##### The input

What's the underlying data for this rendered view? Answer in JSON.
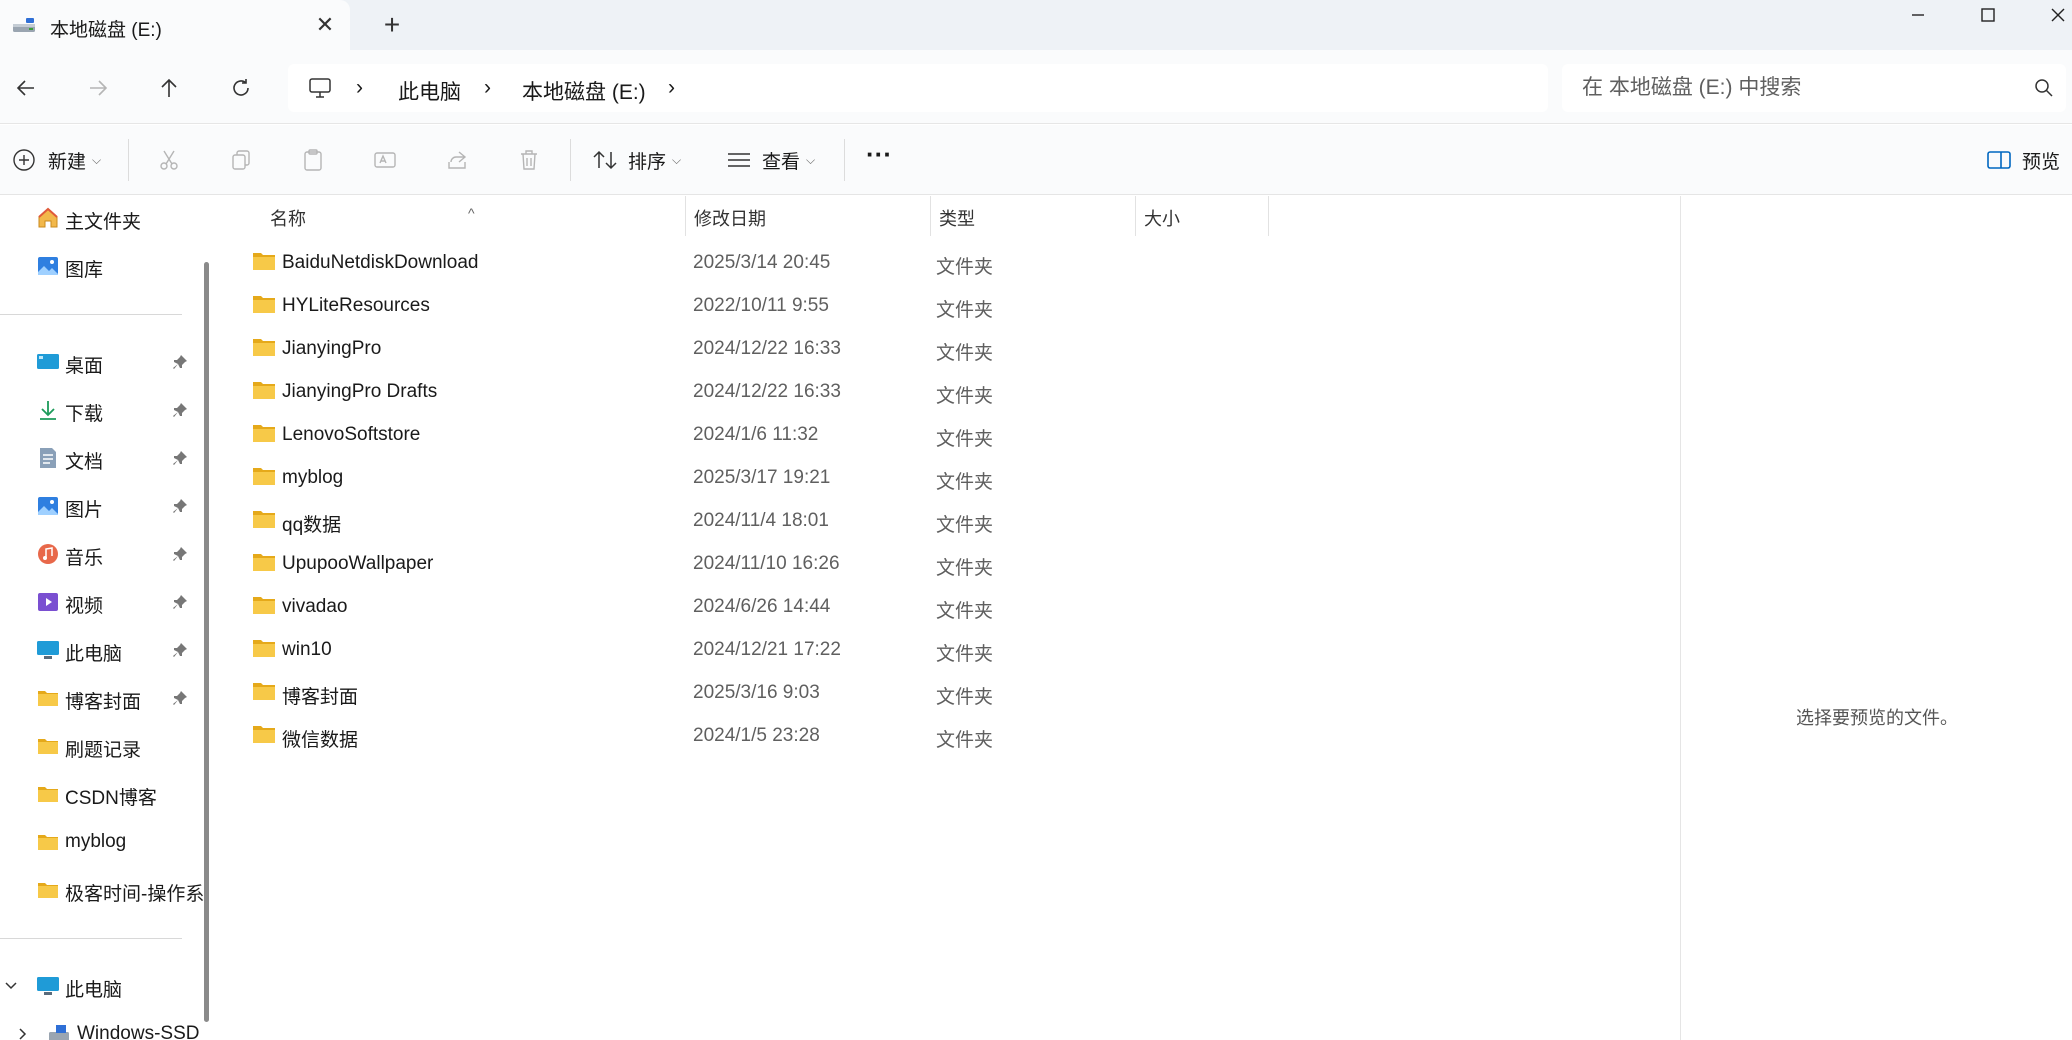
{
  "tab": {
    "title": "本地磁盘 (E:)",
    "close": "✕",
    "new_tab": "+"
  },
  "window": {
    "minimize": "minimize",
    "maximize": "maximize",
    "close": "close"
  },
  "address": {
    "root_icon": "computer-icon",
    "crumbs": [
      "此电脑",
      "本地磁盘 (E:)"
    ],
    "separator": "›"
  },
  "search": {
    "placeholder": "在 本地磁盘 (E:) 中搜索"
  },
  "commands": {
    "new_label": "新建",
    "sort_label": "排序",
    "view_label": "查看",
    "more_label": "···",
    "preview_label": "预览"
  },
  "sidebar": {
    "top_items": [
      {
        "label": "主文件夹",
        "icon": "home-icon"
      },
      {
        "label": "图库",
        "icon": "gallery-icon"
      }
    ],
    "quick_items": [
      {
        "label": "桌面",
        "icon": "desktop-icon",
        "pinned": true
      },
      {
        "label": "下载",
        "icon": "download-icon",
        "pinned": true
      },
      {
        "label": "文档",
        "icon": "documents-icon",
        "pinned": true
      },
      {
        "label": "图片",
        "icon": "pictures-icon",
        "pinned": true
      },
      {
        "label": "音乐",
        "icon": "music-icon",
        "pinned": true
      },
      {
        "label": "视频",
        "icon": "videos-icon",
        "pinned": true
      },
      {
        "label": "此电脑",
        "icon": "computer-icon",
        "pinned": true
      },
      {
        "label": "博客封面",
        "icon": "folder-icon",
        "pinned": true
      },
      {
        "label": "刷题记录",
        "icon": "folder-icon",
        "pinned": false
      },
      {
        "label": "CSDN博客",
        "icon": "folder-icon",
        "pinned": false
      },
      {
        "label": "myblog",
        "icon": "folder-icon",
        "pinned": false
      },
      {
        "label": "极客时间-操作系",
        "icon": "folder-icon",
        "pinned": false
      }
    ],
    "tree": [
      {
        "label": "此电脑",
        "icon": "computer-icon",
        "expanded": true
      },
      {
        "label": "Windows-SSD",
        "icon": "drive-icon",
        "expanded": false
      }
    ]
  },
  "columns": {
    "name": "名称",
    "date": "修改日期",
    "type": "类型",
    "size": "大小"
  },
  "files": [
    {
      "name": "BaiduNetdiskDownload",
      "date": "2025/3/14 20:45",
      "type": "文件夹"
    },
    {
      "name": "HYLiteResources",
      "date": "2022/10/11 9:55",
      "type": "文件夹"
    },
    {
      "name": "JianyingPro",
      "date": "2024/12/22 16:33",
      "type": "文件夹"
    },
    {
      "name": "JianyingPro Drafts",
      "date": "2024/12/22 16:33",
      "type": "文件夹"
    },
    {
      "name": "LenovoSoftstore",
      "date": "2024/1/6 11:32",
      "type": "文件夹"
    },
    {
      "name": "myblog",
      "date": "2025/3/17 19:21",
      "type": "文件夹"
    },
    {
      "name": "qq数据",
      "date": "2024/11/4 18:01",
      "type": "文件夹"
    },
    {
      "name": "UpupooWallpaper",
      "date": "2024/11/10 16:26",
      "type": "文件夹"
    },
    {
      "name": "vivadao",
      "date": "2024/6/26 14:44",
      "type": "文件夹"
    },
    {
      "name": "win10",
      "date": "2024/12/21 17:22",
      "type": "文件夹"
    },
    {
      "name": "博客封面",
      "date": "2025/3/16 9:03",
      "type": "文件夹"
    },
    {
      "name": "微信数据",
      "date": "2024/1/5 23:28",
      "type": "文件夹"
    }
  ],
  "preview": {
    "empty_text": "选择要预览的文件。"
  },
  "colors": {
    "folder": "#f7c948",
    "folder_dark": "#e5a91a",
    "accent": "#0067c0"
  }
}
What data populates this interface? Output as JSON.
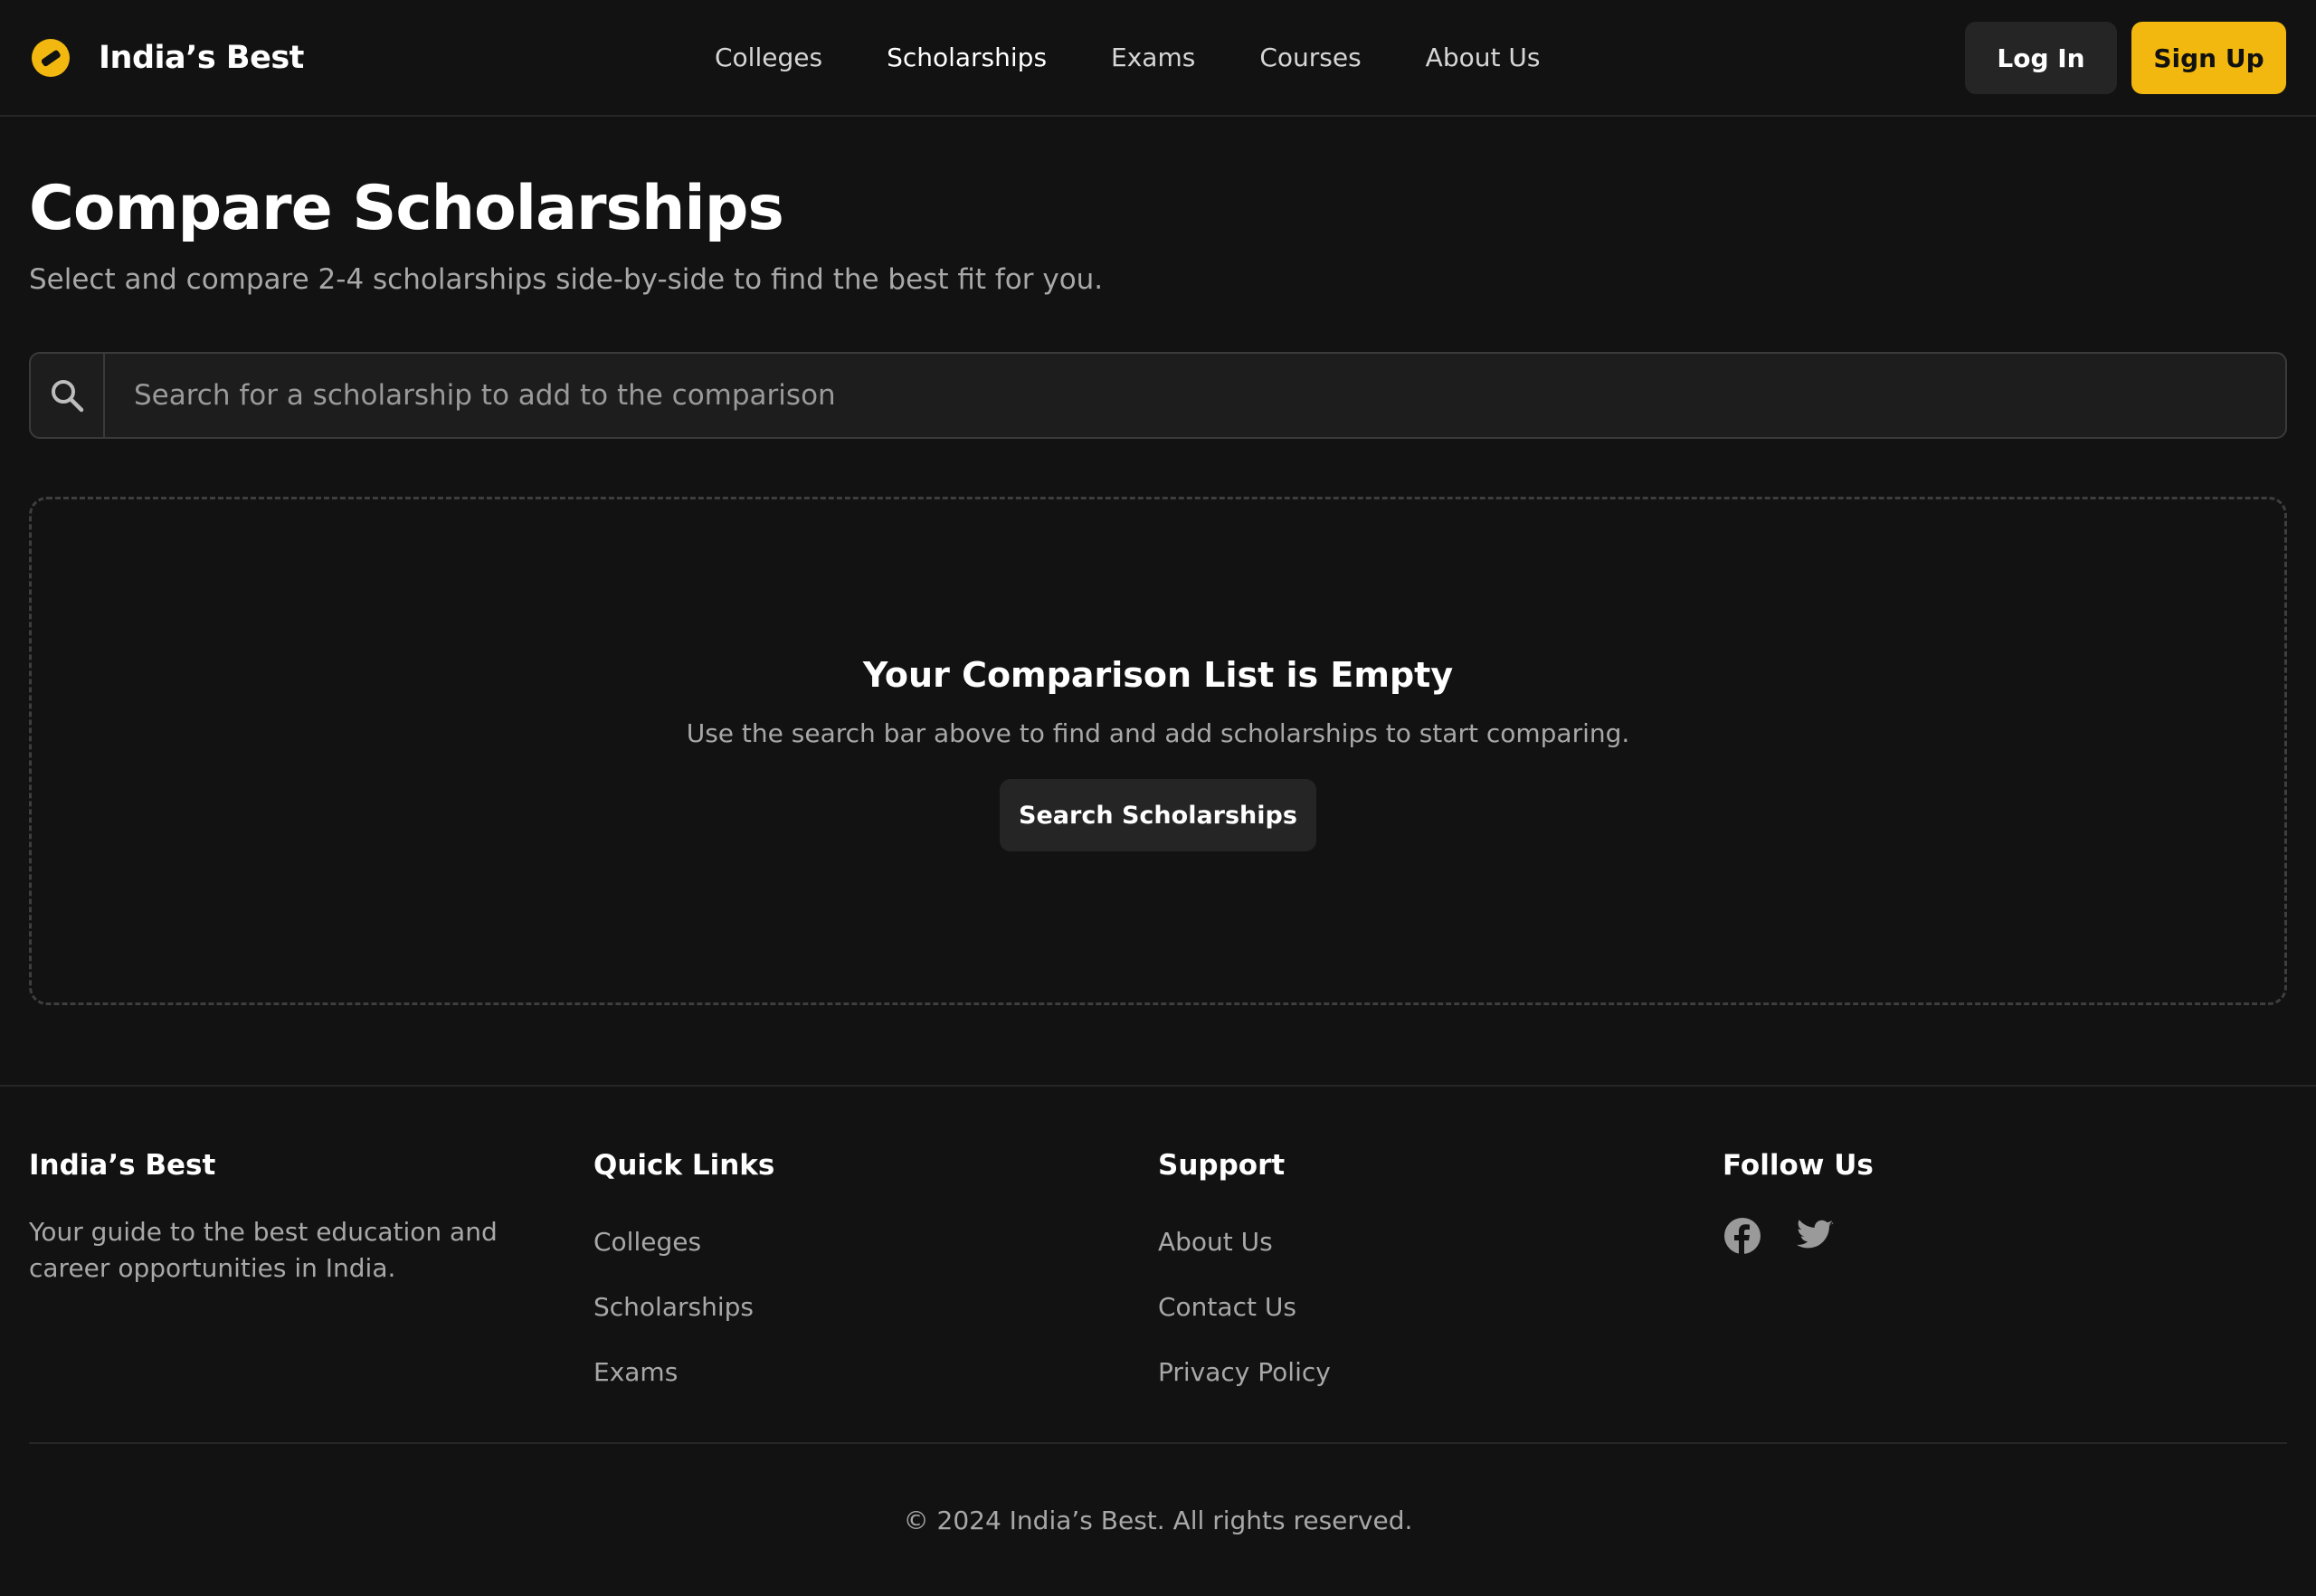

##########

Read through the data and copy every line where "this" shows up.

What's the underlying data for this rendered view? Answer in JSON.
What data populates this interface? Output as JSON.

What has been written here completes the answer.